--- WORK TO DO ---
An exact reproduction of the records is required, with all images left out.

──────── DATA

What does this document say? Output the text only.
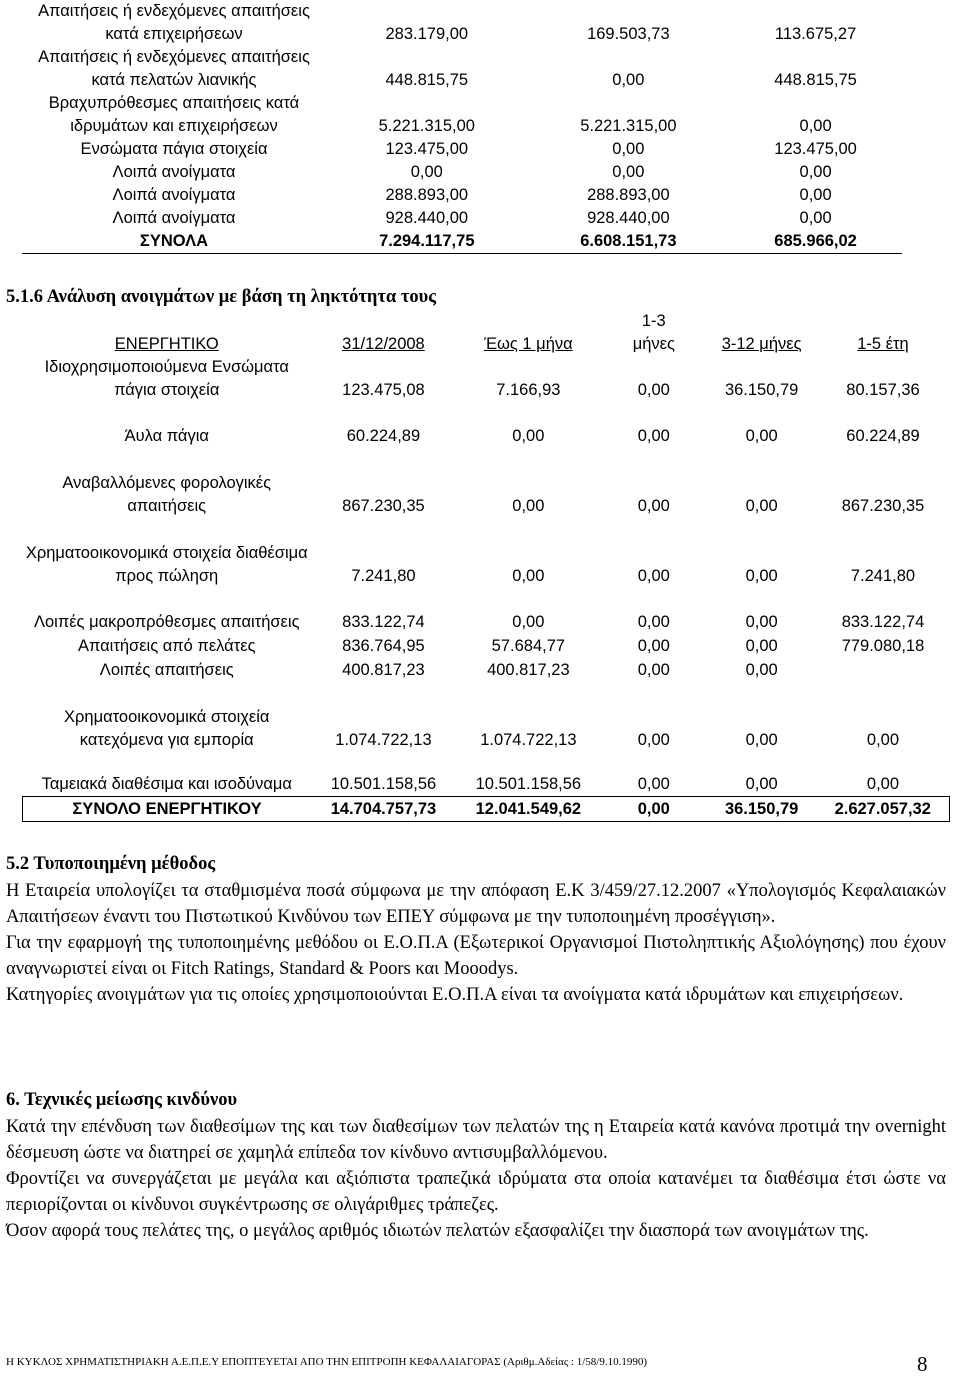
Απαιτήσεις ή ενδεχόμενες απαιτήσεις κατά επιχειρήσεων	283.179,00	169.503,73	113.675,27
Απαιτήσεις ή ενδεχόμενες απαιτήσεις κατά πελατών λιανικής	448.815,75	0,00	448.815,75
Βραχυπρόθεσμες απαιτήσεις κατά ιδρυμάτων και επιχειρήσεων	5.221.315,00	5.221.315,00	0,00
Ενσώματα πάγια στοιχεία	123.475,00	0,00	123.475,00
Λοιπά ανοίγματα	0,00	0,00	0,00
Λοιπά ανοίγματα	288.893,00	288.893,00	0,00
Λοιπά ανοίγματα	928.440,00	928.440,00	0,00
ΣΥΝΟΛΑ	7.294.117,75	6.608.151,73	685.966,02
5.1.6 Ανάλυση ανοιγμάτων με βάση τη ληκτότητα τους
ΕΝΕΡΓΗΤΙΚΟ	31/12/2008	Έως 1 μήνα	1-3 μήνες	3-12 μήνες	1-5 έτη
Ιδιοχρησιμοποιούμενα Ενσώματα πάγια στοιχεία	123.475,08	7.166,93	0,00	36.150,79	80.157,36
Άυλα πάγια	60.224,89	0,00	0,00	0,00	60.224,89
Αναβαλλόμενες φορολογικές απαιτήσεις	867.230,35	0,00	0,00	0,00	867.230,35
Χρηματοοικονομικά στοιχεία διαθέσιμα προς πώληση	7.241,80	0,00	0,00	0,00	7.241,80
Λοιπές μακροπρόθεσμες απαιτήσεις	833.122,74	0,00	0,00	0,00	833.122,74
Απαιτήσεις από πελάτες	836.764,95	57.684,77	0,00	0,00	779.080,18
Λοιπές απαιτήσεις	400.817,23	400.817,23	0,00	0,00	
Χρηματοοικονομικά στοιχεία κατεχόμενα για εμπορία	1.074.722,13	1.074.722,13	0,00	0,00	0,00
Ταμειακά διαθέσιμα και ισοδύναμα	10.501.158,56	10.501.158,56	0,00	0,00	0,00
ΣΥΝΟΛΟ ΕΝΕΡΓΗΤΙΚΟΥ	14.704.757,73	12.041.549,62	0,00	36.150,79	2.627.057,32
5.2 Τυποποιημένη μέθοδος

Η Εταιρεία υπολογίζει τα σταθμισμένα ποσά σύμφωνα με την απόφαση Ε.Κ 3/459/27.12.2007 «Υπολογισμός Κεφαλαιακών Απαιτήσεων έναντι του Πιστωτικού Κινδύνου των ΕΠΕΥ σύμφωνα με την τυποποιημένη προσέγγιση».

Για την εφαρμογή της τυποποιημένης μεθόδου οι Ε.Ο.Π.Α (Εξωτερικοί Οργανισμοί Πιστοληπτικής Αξιολόγησης) που έχουν αναγνωριστεί είναι οι Fitch Ratings, Standard & Poors και Mooodys.

Κατηγορίες ανοιγμάτων για τις οποίες χρησιμοποιούνται Ε.Ο.Π.Α είναι τα ανοίγματα κατά ιδρυμάτων και επιχειρήσεων.

6. Τεχνικές μείωσης κινδύνου

Κατά την επένδυση των διαθεσίμων της και των διαθεσίμων των πελατών της η Εταιρεία κατά κανόνα προτιμά την overnight δέσμευση ώστε να διατηρεί σε χαμηλά επίπεδα τον κίνδυνο αντισυμβαλλόμενου.

Φροντίζει να συνεργάζεται με μεγάλα και αξιόπιστα τραπεζικά ιδρύματα στα οποία κατανέμει τα διαθέσιμα έτσι ώστε να περιορίζονται οι κίνδυνοι συγκέντρωσης σε ολιγάριθμες τράπεζες.

Όσον αφορά τους πελάτες της, ο μεγάλος αριθμός ιδιωτών πελατών εξασφαλίζει την διασπορά των ανοιγμάτων της.

Η ΚΥΚΛΟΣ ΧΡΗΜΑΤΙΣΤΗΡΙΑΚΗ Α.Ε.Π.Ε.Υ ΕΠΟΠΤΕΥΕΤΑΙ ΑΠΟ ΤΗΝ ΕΠΙΤΡΟΠΗ ΚΕΦΑΛΑΙΑΓΟΡΑΣ (Αριθμ.Αδείας : 1/58/9.10.1990)	8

────────────────

--- WRITTEN ANSWER ---
What does this document say? Output the text only.
Απαιτήσεις ή ενδεχόμενες απαιτήσεις κατά επιχειρήσεων	283.179,00	169.503,73	113.675,27
Απαιτήσεις ή ενδεχόμενες απαιτήσεις κατά πελατών λιανικής	448.815,75	0,00	448.815,75
Βραχυπρόθεσμες απαιτήσεις κατά ιδρυμάτων και επιχειρήσεων	5.221.315,00	5.221.315,00	0,00
Ενσώματα πάγια στοιχεία	123.475,00	0,00	123.475,00
Λοιπά ανοίγματα	0,00	0,00	0,00
Λοιπά ανοίγματα	288.893,00	288.893,00	0,00
Λοιπά ανοίγματα	928.440,00	928.440,00	0,00
ΣΥΝΟΛΑ	7.294.117,75	6.608.151,73	685.966,02
5.1.6 Ανάλυση ανοιγμάτων με βάση τη ληκτότητα τους
ΕΝΕΡΓΗΤΙΚΟ	31/12/2008	Έως 1 μήνα	1-3 μήνες	3-12 μήνες	1-5 έτη
Ιδιοχρησιμοποιούμενα Ενσώματα πάγια στοιχεία	123.475,08	7.166,93	0,00	36.150,79	80.157,36
Άυλα πάγια	60.224,89	0,00	0,00	0,00	60.224,89
Αναβαλλόμενες φορολογικές απαιτήσεις	867.230,35	0,00	0,00	0,00	867.230,35
Χρηματοοικονομικά στοιχεία διαθέσιμα προς πώληση	7.241,80	0,00	0,00	0,00	7.241,80
Λοιπές μακροπρόθεσμες απαιτήσεις	833.122,74	0,00	0,00	0,00	833.122,74
Απαιτήσεις από πελάτες	836.764,95	57.684,77	0,00	0,00	779.080,18
Λοιπές απαιτήσεις	400.817,23	400.817,23	0,00	0,00	
Χρηματοοικονομικά στοιχεία κατεχόμενα για εμπορία	1.074.722,13	1.074.722,13	0,00	0,00	0,00
Ταμειακά διαθέσιμα και ισοδύναμα	10.501.158,56	10.501.158,56	0,00	0,00	0,00
ΣΥΝΟΛΟ ΕΝΕΡΓΗΤΙΚΟΥ	14.704.757,73	12.041.549,62	0,00	36.150,79	2.627.057,32
5.2 Τυποποιημένη μέθοδος

Η Εταιρεία υπολογίζει τα σταθμισμένα ποσά σύμφωνα με την απόφαση Ε.Κ 3/459/27.12.2007 «Υπολογισμός Κεφαλαιακών Απαιτήσεων έναντι του Πιστωτικού Κινδύνου των ΕΠΕΥ σύμφωνα με την τυποποιημένη προσέγγιση».

Για την εφαρμογή της τυποποιημένης μεθόδου οι Ε.Ο.Π.Α (Εξωτερικοί Οργανισμοί Πιστοληπτικής Αξιολόγησης) που έχουν αναγνωριστεί είναι οι Fitch Ratings, Standard & Poors και Mooodys.

Κατηγορίες ανοιγμάτων για τις οποίες χρησιμοποιούνται Ε.Ο.Π.Α είναι τα ανοίγματα κατά ιδρυμάτων και επιχειρήσεων.

6. Τεχνικές μείωσης κινδύνου

Κατά την επένδυση των διαθεσίμων της και των διαθεσίμων των πελατών της η Εταιρεία κατά κανόνα προτιμά την overnight δέσμευση ώστε να διατηρεί σε χαμηλά επίπεδα τον κίνδυνο αντισυμβαλλόμενου.

Φροντίζει να συνεργάζεται με μεγάλα και αξιόπιστα τραπεζικά ιδρύματα στα οποία κατανέμει τα διαθέσιμα έτσι ώστε να περιορίζονται οι κίνδυνοι συγκέντρωσης σε ολιγάριθμες τράπεζες.

Όσον αφορά τους πελάτες της, ο μεγάλος αριθμός ιδιωτών πελατών εξασφαλίζει την διασπορά των ανοιγμάτων της.

Η ΚΥΚΛΟΣ ΧΡΗΜΑΤΙΣΤΗΡΙΑΚΗ Α.Ε.Π.Ε.Υ ΕΠΟΠΤΕΥΕΤΑΙ ΑΠΟ ΤΗΝ ΕΠΙΤΡΟΠΗ ΚΕΦΑΛΑΙΑΓΟΡΑΣ (Αριθμ.Αδείας : 1/58/9.10.1990)	8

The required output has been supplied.